# Work instructions:
Give back the entire listing verbatim.

# Dataset records:
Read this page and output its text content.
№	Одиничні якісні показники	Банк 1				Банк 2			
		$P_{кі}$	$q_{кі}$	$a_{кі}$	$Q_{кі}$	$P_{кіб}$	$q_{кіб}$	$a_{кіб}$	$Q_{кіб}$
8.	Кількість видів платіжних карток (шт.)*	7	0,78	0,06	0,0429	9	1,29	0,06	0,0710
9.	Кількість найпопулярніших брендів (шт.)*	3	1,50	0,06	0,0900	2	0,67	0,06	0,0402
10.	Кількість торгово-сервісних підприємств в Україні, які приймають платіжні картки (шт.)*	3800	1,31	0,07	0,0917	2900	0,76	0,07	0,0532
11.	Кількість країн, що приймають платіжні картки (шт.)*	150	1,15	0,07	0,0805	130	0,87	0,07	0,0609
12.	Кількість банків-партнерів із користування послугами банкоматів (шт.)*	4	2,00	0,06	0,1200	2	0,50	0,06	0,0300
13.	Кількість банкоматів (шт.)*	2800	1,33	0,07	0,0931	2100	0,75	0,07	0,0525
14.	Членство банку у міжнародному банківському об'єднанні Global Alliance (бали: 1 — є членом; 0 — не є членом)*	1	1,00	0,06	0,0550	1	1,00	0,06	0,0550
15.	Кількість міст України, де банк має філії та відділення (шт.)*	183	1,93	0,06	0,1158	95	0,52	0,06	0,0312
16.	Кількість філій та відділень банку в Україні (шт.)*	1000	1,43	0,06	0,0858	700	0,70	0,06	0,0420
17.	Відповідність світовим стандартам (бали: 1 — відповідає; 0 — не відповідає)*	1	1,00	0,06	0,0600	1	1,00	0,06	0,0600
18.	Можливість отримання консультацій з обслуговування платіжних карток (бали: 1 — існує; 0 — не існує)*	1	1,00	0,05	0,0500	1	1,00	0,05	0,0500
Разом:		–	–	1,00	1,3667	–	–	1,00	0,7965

# Completed exercise:
Read this page and output its text content.
№	Одиничні якісні показники	Банк 1				Банк 2			
		$P_{кі}$	$q_{кі}$	$a_{кі}$	$Q_{кі}$	$P_{кіб}$	$q_{кіб}$	$a_{кіб}$	$Q_{кіб}$
8.	Кількість видів платіжних карток (шт.)*	7	0,78	0,06	0,0429	9	1,29	0,06	0,0710
9.	Кількість найпопулярніших брендів (шт.)*	3	1,50	0,06	0,0900	2	0,67	0,06	0,0402
10.	Кількість торгово-сервісних підприємств в Україні, які приймають платіжні картки (шт.)*	3800	1,31	0,07	0,0917	2900	0,76	0,07	0,0532
11.	Кількість країн, що приймають платіжні картки (шт.)*	150	1,15	0,07	0,0805	130	0,87	0,07	0,0609
12.	Кількість банків-партнерів із користування послугами банкоматів (шт.)*	4	2,00	0,06	0,1200	2	0,50	0,06	0,0300
13.	Кількість банкоматів (шт.)*	2800	1,33	0,07	0,0931	2100	0,75	0,07	0,0525
14.	Членство банку у міжнародному банківському об'єднанні Global Alliance (бали: 1 — є членом; 0 — не є членом)*	1	1,00	0,06	0,0550	1	1,00	0,06	0,0550
15.	Кількість міст України, де банк має філії та відділення (шт.)*	183	1,93	0,06	0,1158	95	0,52	0,06	0,0312
16.	Кількість філій та відділень банку в Україні (шт.)*	1000	1,43	0,06	0,0858	700	0,70	0,06	0,0420
17.	Відповідність світовим стандартам (бали: 1 — відповідає; 0 — не відповідає)*	1	1,00	0,06	0,0600	1	1,00	0,06	0,0600
18.	Можливість отримання консультацій з обслуговування платіжних карток (бали: 1 — існує; 0 — не існує)*	1	1,00	0,05	0,0500	1	1,00	0,05	0,0500
Разом:		–	–	1,00	1,3667	–	–	1,00	0,7965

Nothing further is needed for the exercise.